» DATA PROVIDED

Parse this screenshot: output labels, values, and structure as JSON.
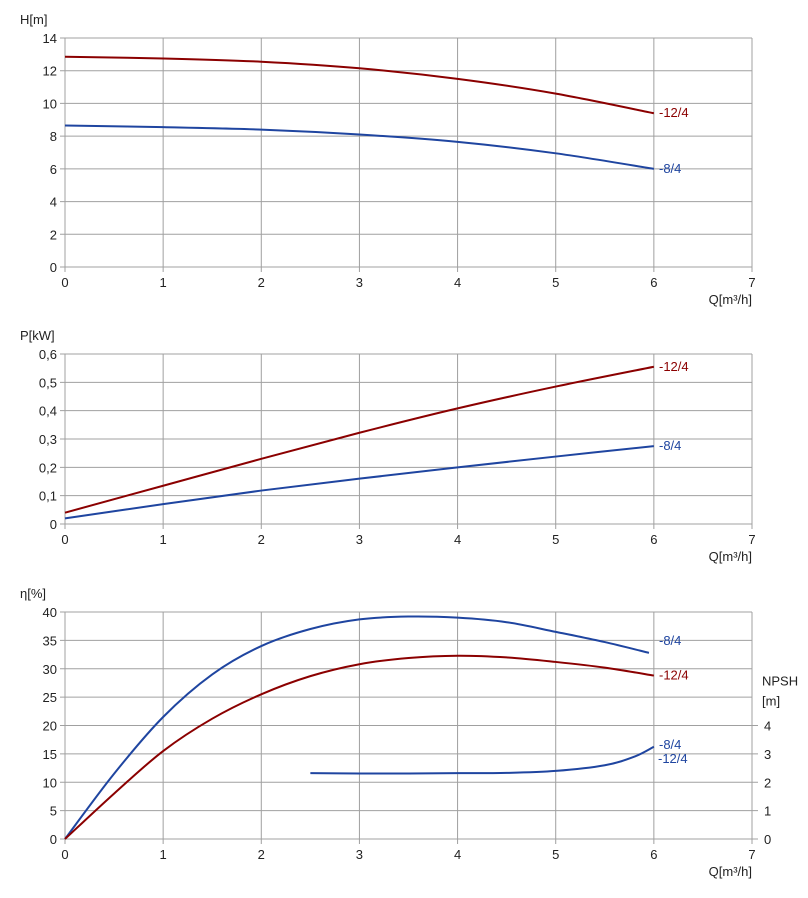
{
  "colors": {
    "c12": "#8b0000",
    "c8": "#1f45a0",
    "grid": "#a0a0a0"
  },
  "chart_data": [
    {
      "type": "line",
      "title": "",
      "ylabel": "H[m]",
      "xlabel": "Q[m³/h]",
      "xlim": [
        0,
        7
      ],
      "ylim": [
        0,
        14
      ],
      "xticks": [
        "0",
        "1",
        "2",
        "3",
        "4",
        "5",
        "6",
        "7"
      ],
      "yticks": [
        "0",
        "2",
        "4",
        "6",
        "8",
        "10",
        "12",
        "14"
      ],
      "grid": true,
      "x": [
        0,
        1,
        2,
        3,
        4,
        5,
        6
      ],
      "series": [
        {
          "name": "12/4",
          "color": "#8b0000",
          "values": [
            12.85,
            12.75,
            12.55,
            12.15,
            11.5,
            10.6,
            9.4
          ]
        },
        {
          "name": "8/4",
          "color": "#1f45a0",
          "values": [
            8.65,
            8.55,
            8.4,
            8.1,
            7.65,
            6.95,
            6.0
          ]
        }
      ]
    },
    {
      "type": "line",
      "title": "",
      "ylabel": "P[kW]",
      "xlabel": "Q[m³/h]",
      "xlim": [
        0,
        7
      ],
      "ylim": [
        0,
        0.6
      ],
      "xticks": [
        "0",
        "1",
        "2",
        "3",
        "4",
        "5",
        "6",
        "7"
      ],
      "yticks": [
        "0",
        "0,1",
        "0,2",
        "0,3",
        "0,4",
        "0,5",
        "0,6"
      ],
      "grid": true,
      "x": [
        0,
        1,
        2,
        3,
        4,
        5,
        6
      ],
      "series": [
        {
          "name": "12/4",
          "color": "#8b0000",
          "values": [
            0.04,
            0.135,
            0.23,
            0.322,
            0.408,
            0.485,
            0.555
          ]
        },
        {
          "name": "8/4",
          "color": "#1f45a0",
          "values": [
            0.02,
            0.07,
            0.118,
            0.16,
            0.2,
            0.238,
            0.275
          ]
        }
      ]
    },
    {
      "type": "line",
      "title": "",
      "ylabel": "η[%]",
      "y2label": "NPSH\n[m]",
      "y2label_lines": [
        "NPSH",
        "[m]"
      ],
      "xlabel": "Q[m³/h]",
      "xlim": [
        0,
        7
      ],
      "ylim": [
        0,
        40
      ],
      "y2lim": [
        0,
        8
      ],
      "xticks": [
        "0",
        "1",
        "2",
        "3",
        "4",
        "5",
        "6",
        "7"
      ],
      "yticks": [
        "0",
        "5",
        "10",
        "15",
        "20",
        "25",
        "30",
        "35",
        "40"
      ],
      "y2ticks": [
        "0",
        "1",
        "2",
        "3",
        "4"
      ],
      "grid": true,
      "series": [
        {
          "name": "8/4",
          "color": "#1f45a0",
          "axis": "left",
          "x": [
            0,
            0.5,
            1,
            1.5,
            2,
            2.5,
            3,
            3.5,
            4,
            4.5,
            5,
            5.5,
            5.95
          ],
          "values": [
            0,
            11.5,
            21.5,
            29,
            34,
            37,
            38.7,
            39.2,
            39,
            38.2,
            36.5,
            34.7,
            32.8
          ]
        },
        {
          "name": "12/4",
          "color": "#8b0000",
          "axis": "left",
          "x": [
            0,
            0.5,
            1,
            1.5,
            2,
            2.5,
            3,
            3.5,
            4,
            4.5,
            5,
            5.5,
            6
          ],
          "values": [
            0,
            8,
            15.5,
            21.2,
            25.5,
            28.7,
            30.8,
            31.9,
            32.3,
            32,
            31.2,
            30.2,
            28.8
          ]
        },
        {
          "name": "NPSH 8/4 / 12/4",
          "label_a": "8/4",
          "label_b": "12/4",
          "color": "#1f45a0",
          "axis": "right",
          "x": [
            2.5,
            3,
            3.5,
            4,
            4.5,
            5,
            5.5,
            5.8,
            6
          ],
          "values": [
            2.32,
            2.31,
            2.31,
            2.32,
            2.33,
            2.4,
            2.6,
            2.9,
            3.25
          ]
        }
      ]
    }
  ]
}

» GOAL
Look for lines containing the string "NPSH" and copy them all.

» SOLVED EXERCISE
      "y2label": "NPSH\n[m]",
        "NPSH",
          "name": "NPSH 8/4 / 12/4",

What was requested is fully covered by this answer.